◆ **EXERCISE OBJECTIVE**: Carry the text on parallel plasma fluid turbulence calculations forward from the point where it stops.

:: PAGE EXTRACT

Parallel Plasma Fluid Turbulence Calculations
J. N. Leboeuf, B. A. Carreras, L. A. Charlton, J. B. Drake,
V. E. Lynch, D. E. Newman, K. L. Sidikman and D. A. Spong
Oak Ridge National Laboratory
Oak Ridge, TN 37831-8071
The study of plasma turbulence and transport is a complex problem of critical importance for fusion-relevant plasmas. To this day, the fluid treatment of plasma dynamics is the best approach to realistic physics at the high resolution required for certain experimentally relevant calculations. Core and edge turbulence in a magnetic fusion device have been modeled using state-of-the-art, nonlinear, three-dimensional, initial-value fluid and gyrofluid codes. Parallel implementation of these models on diverse platforms -- vector parallel (National Energy Research Supercomputer Center's CRAY Y-MP C90), massively parallel (Intel Paragon XP/S 35), and serial parallel (clusters of high performance workstations using PVM) -- offers a variety of paths to both high resolution and significant improvements in real-time efficiency, each with its own advantages. The largest and most efficient calculations have been performed at the 200 Mword memory limit on the C90 in dedicated mode, where an overlap of 12 to 13 out of a maximum of 16 processors has been achieved with a gyrofluid model of core fluctuations. The richness of the physics captured by these calculations is commensurate with the increased resolution and efficiency, and is limited only by the ingenuity brought to the analysis of the massive amounts of data generated.
1. Introduction
Indications are that turbulence is the dominant mechanism of charged particle loss in toroidal fusion devices such as tokamaks. In the fluid approach, the problem of plasma turbulence reduces to solving for the evolution in space and time of a set of moment equations for macroscopic variables ( B, V, n, T,...). This makes tractable some problems that are at present too complex in kinetic theory1. The regime of applicability of the fluid approach has recently been extended by inclusion of finite ion gyroradius and of kinetic effects, through closure relations compatible with Landau damping, into gyro-Landau fluid models2,3. High resolution is needed to resolve physically relevant scale lengths in a plasma turbulence problem. This requires the use of large amounts of computer memory. To study the development of steady-state turbulence, the plasma evolution must be followed for many characteristic times. Therefore these calculations also require large amounts of computing time.

::::
:: MATERIAL PROVIDED

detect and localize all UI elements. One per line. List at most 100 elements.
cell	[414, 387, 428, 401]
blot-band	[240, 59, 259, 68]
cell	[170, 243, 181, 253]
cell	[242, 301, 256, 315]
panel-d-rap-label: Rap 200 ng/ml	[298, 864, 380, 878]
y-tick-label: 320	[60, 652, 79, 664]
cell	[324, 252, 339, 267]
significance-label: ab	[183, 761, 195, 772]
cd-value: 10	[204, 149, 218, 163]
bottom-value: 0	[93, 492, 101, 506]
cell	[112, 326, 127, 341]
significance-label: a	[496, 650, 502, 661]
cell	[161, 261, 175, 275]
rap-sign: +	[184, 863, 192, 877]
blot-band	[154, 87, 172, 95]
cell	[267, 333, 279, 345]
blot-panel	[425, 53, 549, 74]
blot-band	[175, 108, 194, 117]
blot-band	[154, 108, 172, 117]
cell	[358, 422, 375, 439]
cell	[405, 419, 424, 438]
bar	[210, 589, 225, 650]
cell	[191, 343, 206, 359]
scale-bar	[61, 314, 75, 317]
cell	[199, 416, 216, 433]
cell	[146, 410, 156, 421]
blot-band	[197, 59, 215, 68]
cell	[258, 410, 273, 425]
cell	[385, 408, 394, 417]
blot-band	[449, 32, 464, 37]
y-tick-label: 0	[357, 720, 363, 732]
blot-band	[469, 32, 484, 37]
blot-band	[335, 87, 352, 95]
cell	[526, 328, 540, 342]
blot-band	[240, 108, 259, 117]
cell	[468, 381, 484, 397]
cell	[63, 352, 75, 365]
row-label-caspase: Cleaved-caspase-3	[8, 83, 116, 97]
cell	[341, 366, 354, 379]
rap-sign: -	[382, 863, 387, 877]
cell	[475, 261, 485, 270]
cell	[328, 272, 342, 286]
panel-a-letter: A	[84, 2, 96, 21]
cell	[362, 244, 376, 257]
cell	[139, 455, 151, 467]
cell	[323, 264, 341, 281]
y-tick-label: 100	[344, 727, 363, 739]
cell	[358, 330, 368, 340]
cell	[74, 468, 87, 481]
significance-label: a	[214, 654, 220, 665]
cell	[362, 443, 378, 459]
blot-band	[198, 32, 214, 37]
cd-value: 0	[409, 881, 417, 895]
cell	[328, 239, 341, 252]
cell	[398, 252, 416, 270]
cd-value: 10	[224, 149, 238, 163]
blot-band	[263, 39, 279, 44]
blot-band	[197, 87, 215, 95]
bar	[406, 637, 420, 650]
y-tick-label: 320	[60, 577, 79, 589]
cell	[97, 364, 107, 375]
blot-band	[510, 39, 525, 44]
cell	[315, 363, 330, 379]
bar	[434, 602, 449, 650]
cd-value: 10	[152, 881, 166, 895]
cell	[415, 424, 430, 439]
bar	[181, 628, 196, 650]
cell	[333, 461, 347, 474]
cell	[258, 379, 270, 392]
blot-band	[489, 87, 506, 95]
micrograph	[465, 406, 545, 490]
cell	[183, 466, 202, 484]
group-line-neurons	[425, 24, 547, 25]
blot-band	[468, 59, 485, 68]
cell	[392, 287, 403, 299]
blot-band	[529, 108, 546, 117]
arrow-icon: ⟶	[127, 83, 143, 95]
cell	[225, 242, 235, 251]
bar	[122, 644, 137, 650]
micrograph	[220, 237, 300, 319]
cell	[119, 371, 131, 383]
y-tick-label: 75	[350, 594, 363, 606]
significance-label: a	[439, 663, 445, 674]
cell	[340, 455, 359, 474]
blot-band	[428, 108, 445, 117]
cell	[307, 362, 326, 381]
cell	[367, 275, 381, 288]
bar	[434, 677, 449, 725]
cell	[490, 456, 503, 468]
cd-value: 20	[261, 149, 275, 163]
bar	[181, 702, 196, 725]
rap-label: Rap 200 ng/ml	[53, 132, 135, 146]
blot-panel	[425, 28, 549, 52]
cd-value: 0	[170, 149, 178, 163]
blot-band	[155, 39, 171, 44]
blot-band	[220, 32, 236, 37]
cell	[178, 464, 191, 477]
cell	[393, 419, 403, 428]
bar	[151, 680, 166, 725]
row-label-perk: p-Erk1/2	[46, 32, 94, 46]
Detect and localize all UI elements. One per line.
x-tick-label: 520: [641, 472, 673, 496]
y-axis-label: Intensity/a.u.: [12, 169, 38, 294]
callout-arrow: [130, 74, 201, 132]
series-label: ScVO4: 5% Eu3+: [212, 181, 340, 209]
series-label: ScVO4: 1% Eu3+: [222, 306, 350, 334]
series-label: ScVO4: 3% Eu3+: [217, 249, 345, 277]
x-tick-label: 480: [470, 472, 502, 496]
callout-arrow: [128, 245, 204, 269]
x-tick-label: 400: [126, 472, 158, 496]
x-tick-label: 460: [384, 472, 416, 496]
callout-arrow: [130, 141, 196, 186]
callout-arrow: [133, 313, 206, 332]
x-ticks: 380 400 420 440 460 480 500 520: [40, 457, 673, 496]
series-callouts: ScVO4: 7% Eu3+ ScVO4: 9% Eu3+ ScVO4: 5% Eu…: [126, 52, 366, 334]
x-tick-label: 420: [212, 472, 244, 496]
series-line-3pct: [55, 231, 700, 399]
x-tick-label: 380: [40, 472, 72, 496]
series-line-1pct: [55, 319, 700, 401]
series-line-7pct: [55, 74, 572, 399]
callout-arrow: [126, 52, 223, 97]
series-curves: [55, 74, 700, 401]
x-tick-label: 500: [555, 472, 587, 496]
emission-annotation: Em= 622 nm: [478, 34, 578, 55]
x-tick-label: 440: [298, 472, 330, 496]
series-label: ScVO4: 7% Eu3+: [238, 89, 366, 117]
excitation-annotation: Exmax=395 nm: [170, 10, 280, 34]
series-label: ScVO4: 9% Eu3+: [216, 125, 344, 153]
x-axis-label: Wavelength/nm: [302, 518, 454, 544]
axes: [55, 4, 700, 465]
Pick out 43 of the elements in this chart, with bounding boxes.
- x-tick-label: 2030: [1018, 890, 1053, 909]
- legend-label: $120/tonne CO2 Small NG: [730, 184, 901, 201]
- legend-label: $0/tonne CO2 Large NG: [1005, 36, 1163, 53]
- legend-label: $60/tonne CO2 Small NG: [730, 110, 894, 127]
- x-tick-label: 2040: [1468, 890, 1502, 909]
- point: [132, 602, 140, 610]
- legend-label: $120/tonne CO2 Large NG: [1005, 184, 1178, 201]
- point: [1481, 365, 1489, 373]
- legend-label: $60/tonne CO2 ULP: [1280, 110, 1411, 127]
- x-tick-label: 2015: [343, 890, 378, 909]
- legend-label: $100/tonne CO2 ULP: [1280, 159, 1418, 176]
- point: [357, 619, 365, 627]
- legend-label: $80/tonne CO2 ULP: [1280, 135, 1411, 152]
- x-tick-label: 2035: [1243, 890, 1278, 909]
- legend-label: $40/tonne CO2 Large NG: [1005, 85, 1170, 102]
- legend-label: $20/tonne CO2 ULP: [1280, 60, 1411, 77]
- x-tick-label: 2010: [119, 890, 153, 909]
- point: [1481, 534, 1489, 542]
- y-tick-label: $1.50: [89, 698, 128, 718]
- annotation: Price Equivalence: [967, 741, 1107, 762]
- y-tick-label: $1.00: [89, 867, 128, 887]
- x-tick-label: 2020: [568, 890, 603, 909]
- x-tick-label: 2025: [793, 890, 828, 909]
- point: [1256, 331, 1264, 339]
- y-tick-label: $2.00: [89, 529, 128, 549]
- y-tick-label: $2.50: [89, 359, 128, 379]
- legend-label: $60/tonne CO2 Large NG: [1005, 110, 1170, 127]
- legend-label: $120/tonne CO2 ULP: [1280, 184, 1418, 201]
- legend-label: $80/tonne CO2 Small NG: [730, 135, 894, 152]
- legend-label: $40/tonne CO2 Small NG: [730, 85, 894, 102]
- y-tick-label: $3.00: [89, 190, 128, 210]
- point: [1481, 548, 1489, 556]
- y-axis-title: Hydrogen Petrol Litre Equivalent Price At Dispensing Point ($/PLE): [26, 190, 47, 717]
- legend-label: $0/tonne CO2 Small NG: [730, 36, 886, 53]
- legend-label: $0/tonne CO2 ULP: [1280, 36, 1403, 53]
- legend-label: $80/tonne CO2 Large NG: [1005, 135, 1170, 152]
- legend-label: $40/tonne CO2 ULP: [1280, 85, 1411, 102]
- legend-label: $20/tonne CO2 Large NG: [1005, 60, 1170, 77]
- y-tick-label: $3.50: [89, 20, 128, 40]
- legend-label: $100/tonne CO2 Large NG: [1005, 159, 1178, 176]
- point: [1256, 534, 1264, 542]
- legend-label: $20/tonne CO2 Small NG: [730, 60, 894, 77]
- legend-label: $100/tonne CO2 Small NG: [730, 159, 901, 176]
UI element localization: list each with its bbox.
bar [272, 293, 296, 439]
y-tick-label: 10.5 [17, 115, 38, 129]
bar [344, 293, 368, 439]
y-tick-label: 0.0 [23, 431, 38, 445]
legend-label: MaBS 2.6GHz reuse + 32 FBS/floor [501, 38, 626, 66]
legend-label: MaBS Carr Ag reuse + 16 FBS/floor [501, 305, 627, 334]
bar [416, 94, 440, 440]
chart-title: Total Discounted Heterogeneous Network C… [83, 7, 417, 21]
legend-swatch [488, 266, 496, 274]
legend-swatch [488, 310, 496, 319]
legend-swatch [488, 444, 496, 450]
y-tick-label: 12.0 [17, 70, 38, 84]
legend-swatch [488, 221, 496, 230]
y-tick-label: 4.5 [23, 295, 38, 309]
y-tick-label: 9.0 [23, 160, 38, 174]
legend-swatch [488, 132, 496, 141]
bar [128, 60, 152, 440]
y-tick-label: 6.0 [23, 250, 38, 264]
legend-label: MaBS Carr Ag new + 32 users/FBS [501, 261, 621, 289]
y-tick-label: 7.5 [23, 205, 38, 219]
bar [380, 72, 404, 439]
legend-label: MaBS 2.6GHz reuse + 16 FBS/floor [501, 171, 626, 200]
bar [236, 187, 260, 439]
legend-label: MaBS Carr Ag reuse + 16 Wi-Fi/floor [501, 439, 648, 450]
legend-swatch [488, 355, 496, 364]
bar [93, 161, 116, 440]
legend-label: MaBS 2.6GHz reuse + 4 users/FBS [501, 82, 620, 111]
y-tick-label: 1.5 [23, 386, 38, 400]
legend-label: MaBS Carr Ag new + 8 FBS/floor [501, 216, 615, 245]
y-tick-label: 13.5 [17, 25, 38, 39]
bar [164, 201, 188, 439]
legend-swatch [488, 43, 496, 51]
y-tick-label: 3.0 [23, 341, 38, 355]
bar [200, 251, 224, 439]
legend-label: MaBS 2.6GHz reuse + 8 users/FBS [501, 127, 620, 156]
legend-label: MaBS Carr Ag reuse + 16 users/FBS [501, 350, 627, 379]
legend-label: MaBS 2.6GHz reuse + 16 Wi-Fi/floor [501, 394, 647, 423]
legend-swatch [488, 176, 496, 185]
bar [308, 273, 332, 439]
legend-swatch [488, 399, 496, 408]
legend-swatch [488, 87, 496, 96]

::::

◆ **TASK RESULT**:
Parallel implementation of a fluid turbulence model applicable to the collisional plasma edge, as incorporated in the KITE code4, and of a gyro-Landau fluid model more suitable to the hotter plasma core, as incorporated in the DTEM code5, is being pursued on the CRAY Y-MP C90, on the Intel family of mainframes, and on clusters of workstations. This is done not only to improve the real time efficiency of these calculations, thereby decreasing the wallclock time for production calculations, but also to have access to more memory. These two elements permit inclusion of more realistic physics by evolving more plasma moments and/or using more complicated evolution equations for these moments. They also allow us to significantly increase problem sizes and resolutions and therefore perform more experimentally relevant calculations. Last, but not least, parallel implementation of our fluid turbulence models means that we will be ready for the next-generation of production supercomputers which are expected to be massively parallel.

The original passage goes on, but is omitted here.